■ **Data entries**
::::::::

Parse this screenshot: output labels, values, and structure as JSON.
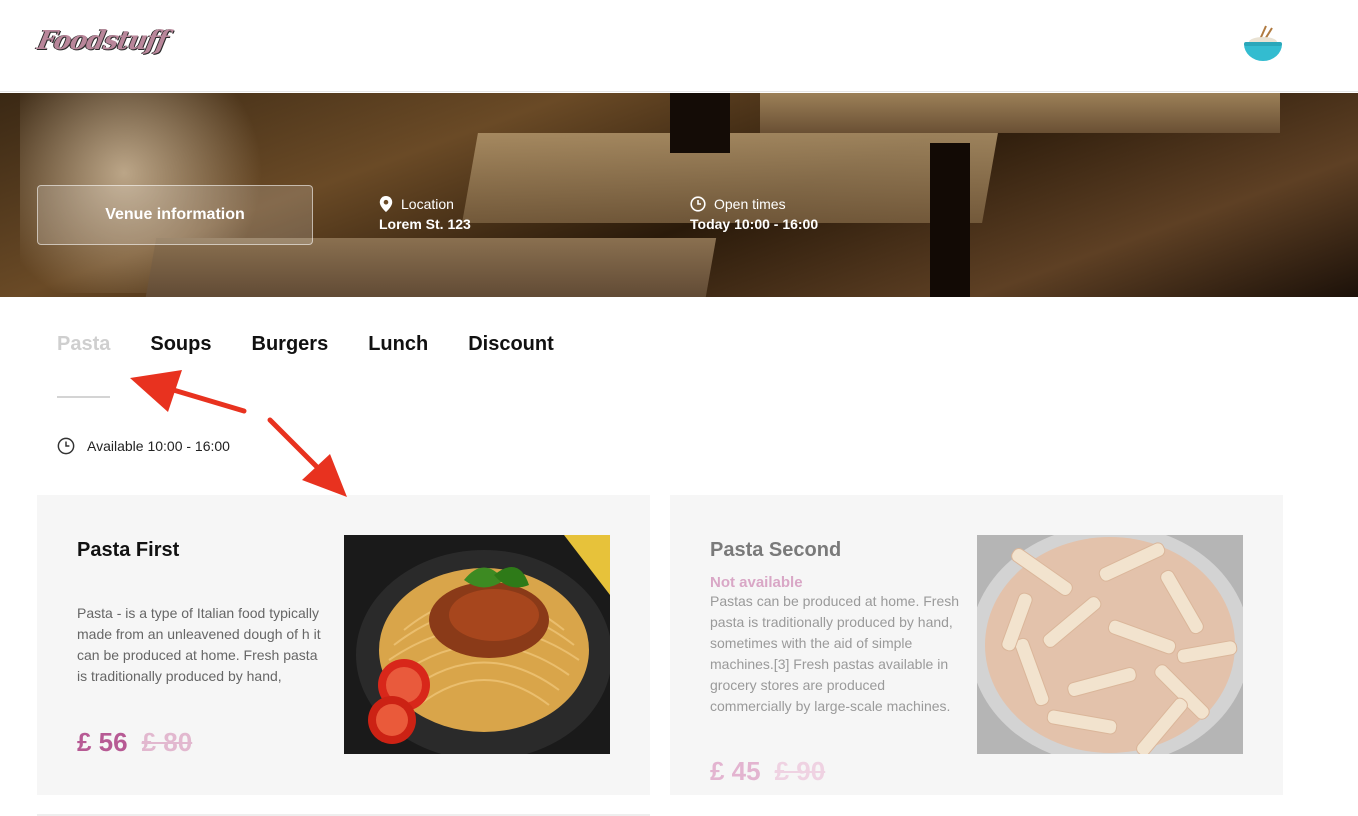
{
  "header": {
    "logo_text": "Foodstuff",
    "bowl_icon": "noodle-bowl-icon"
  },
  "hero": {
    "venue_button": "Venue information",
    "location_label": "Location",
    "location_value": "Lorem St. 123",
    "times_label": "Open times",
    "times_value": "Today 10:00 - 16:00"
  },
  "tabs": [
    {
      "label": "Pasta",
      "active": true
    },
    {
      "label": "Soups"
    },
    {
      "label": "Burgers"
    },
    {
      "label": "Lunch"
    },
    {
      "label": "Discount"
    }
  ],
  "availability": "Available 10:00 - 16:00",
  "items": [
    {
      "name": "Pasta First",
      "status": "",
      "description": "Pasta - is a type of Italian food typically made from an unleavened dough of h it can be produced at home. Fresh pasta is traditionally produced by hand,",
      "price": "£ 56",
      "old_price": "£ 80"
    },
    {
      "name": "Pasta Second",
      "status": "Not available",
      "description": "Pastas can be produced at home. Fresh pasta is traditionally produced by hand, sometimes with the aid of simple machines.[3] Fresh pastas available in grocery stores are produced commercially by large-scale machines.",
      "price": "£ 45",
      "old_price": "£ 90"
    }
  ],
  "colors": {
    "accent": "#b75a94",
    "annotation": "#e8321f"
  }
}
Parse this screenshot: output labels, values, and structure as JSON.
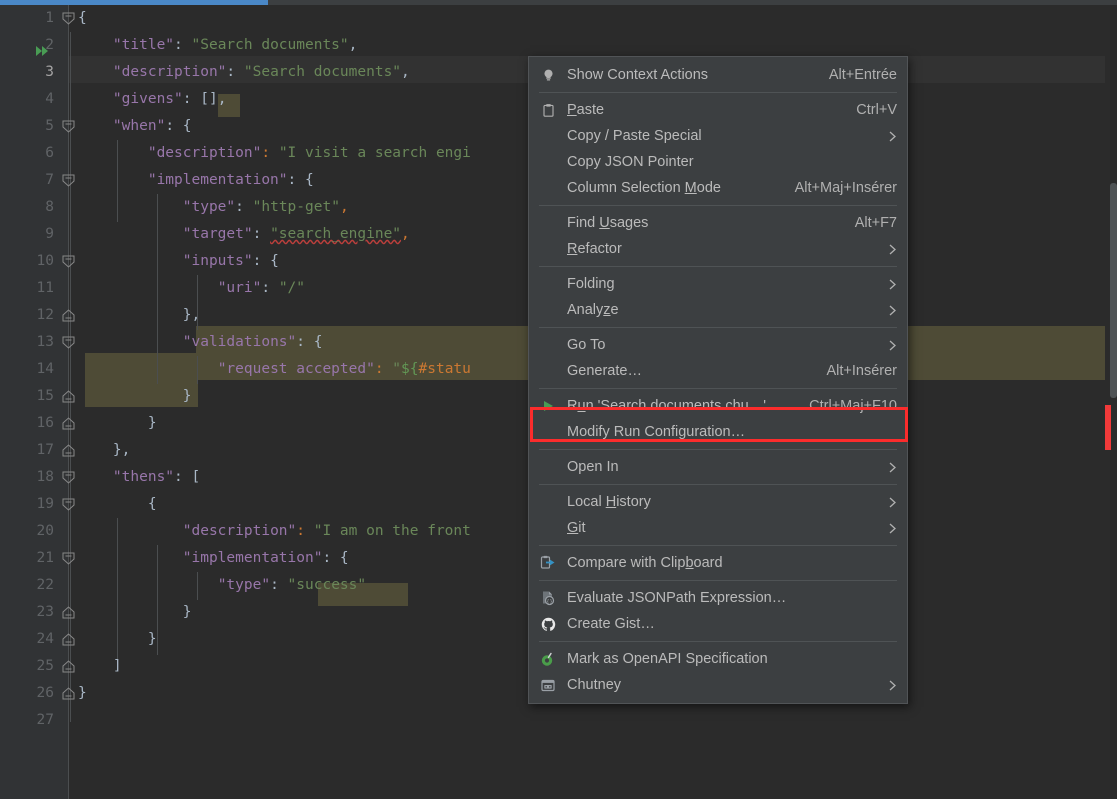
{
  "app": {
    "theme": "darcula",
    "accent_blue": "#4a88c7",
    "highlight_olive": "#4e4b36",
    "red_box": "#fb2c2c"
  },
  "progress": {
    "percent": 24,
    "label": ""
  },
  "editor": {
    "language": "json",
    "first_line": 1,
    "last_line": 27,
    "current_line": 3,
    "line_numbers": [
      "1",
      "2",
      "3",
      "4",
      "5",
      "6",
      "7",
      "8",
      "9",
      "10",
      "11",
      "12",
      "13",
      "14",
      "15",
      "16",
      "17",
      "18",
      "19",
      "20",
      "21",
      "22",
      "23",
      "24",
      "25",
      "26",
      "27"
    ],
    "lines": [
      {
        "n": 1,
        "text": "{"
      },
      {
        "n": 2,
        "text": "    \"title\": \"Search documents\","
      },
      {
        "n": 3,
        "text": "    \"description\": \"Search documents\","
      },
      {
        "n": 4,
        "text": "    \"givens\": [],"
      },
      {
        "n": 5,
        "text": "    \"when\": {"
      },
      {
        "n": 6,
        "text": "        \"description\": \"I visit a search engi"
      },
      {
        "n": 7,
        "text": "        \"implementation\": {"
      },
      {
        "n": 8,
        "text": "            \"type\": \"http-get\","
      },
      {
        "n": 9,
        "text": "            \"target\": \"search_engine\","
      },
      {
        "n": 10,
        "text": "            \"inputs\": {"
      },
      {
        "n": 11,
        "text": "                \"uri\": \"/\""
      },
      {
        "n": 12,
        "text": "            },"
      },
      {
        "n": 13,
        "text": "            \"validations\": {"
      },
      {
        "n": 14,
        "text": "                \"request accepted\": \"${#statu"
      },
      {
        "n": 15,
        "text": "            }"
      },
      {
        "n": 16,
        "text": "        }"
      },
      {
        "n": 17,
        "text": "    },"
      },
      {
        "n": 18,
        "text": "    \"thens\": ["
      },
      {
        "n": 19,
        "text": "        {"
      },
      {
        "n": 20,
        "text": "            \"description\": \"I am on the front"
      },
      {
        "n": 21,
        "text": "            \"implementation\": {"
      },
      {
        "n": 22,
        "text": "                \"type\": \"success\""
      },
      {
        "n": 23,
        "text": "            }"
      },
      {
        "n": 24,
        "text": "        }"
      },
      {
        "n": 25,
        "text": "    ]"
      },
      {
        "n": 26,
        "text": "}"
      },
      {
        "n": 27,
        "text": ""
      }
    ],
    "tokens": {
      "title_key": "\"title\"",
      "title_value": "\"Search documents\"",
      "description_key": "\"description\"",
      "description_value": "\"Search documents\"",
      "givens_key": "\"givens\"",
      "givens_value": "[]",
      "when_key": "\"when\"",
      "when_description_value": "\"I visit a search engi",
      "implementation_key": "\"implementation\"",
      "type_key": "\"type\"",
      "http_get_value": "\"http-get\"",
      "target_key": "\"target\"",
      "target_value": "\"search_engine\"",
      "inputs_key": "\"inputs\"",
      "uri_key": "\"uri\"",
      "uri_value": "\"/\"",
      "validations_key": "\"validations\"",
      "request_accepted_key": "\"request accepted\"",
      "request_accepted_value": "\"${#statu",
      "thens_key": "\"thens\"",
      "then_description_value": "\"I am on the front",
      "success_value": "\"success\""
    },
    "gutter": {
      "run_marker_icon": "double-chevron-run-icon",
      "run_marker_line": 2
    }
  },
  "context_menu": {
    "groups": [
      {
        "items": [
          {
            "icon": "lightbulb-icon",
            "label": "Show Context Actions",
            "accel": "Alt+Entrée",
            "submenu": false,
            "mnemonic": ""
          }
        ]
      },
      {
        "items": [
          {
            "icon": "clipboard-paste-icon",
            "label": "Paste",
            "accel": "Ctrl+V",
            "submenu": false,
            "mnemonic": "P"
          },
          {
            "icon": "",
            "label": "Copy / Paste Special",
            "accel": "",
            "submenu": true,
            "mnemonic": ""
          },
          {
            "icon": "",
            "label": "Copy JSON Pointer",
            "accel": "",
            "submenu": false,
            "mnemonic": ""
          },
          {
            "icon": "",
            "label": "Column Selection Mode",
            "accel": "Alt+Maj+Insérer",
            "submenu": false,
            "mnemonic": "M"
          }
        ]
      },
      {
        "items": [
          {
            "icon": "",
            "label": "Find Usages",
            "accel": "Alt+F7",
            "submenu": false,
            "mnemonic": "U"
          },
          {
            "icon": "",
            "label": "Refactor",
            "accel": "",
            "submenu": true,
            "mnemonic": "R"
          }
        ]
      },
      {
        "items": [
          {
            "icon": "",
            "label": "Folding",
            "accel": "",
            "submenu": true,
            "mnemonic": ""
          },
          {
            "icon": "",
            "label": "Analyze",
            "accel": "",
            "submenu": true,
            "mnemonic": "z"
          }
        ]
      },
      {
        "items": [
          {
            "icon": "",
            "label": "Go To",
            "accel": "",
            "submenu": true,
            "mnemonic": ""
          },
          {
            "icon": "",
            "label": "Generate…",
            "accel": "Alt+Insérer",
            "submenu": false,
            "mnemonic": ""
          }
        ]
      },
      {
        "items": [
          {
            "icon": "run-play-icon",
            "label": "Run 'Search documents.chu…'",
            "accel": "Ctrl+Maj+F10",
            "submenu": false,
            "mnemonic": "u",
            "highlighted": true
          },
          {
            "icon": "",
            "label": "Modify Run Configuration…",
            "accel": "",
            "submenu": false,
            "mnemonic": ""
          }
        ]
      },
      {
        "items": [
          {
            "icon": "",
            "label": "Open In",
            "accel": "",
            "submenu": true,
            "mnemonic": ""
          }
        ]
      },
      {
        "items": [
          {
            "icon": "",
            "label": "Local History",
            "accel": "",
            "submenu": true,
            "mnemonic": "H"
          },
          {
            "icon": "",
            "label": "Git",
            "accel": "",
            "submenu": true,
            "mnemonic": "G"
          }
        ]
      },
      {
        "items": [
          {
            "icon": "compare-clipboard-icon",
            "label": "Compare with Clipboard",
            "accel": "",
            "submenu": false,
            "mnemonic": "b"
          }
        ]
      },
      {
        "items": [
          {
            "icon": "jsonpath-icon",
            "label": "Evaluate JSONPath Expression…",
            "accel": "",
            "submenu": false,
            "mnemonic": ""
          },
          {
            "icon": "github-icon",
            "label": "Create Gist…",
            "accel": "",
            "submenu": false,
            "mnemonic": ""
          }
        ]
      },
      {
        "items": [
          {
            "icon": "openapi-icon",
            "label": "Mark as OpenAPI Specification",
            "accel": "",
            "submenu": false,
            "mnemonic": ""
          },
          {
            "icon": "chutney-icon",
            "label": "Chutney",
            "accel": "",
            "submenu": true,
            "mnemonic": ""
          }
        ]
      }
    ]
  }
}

::::::::

■ **Exercise objective**
Copy each line in the data that holds the word "traditionally".

■ **Reply**
      "description": "Pasta - is a type of Italian food typically made from an unleavened dough of h it can be produced at home. Fresh pasta is traditionally produced by hand,",
      "description": "Pastas can be produced at home. Fresh pasta is traditionally produced by hand, sometimes with the aid of simple machines.[3] Fresh pastas available in grocery stores are produced commercially by large-scale machines.",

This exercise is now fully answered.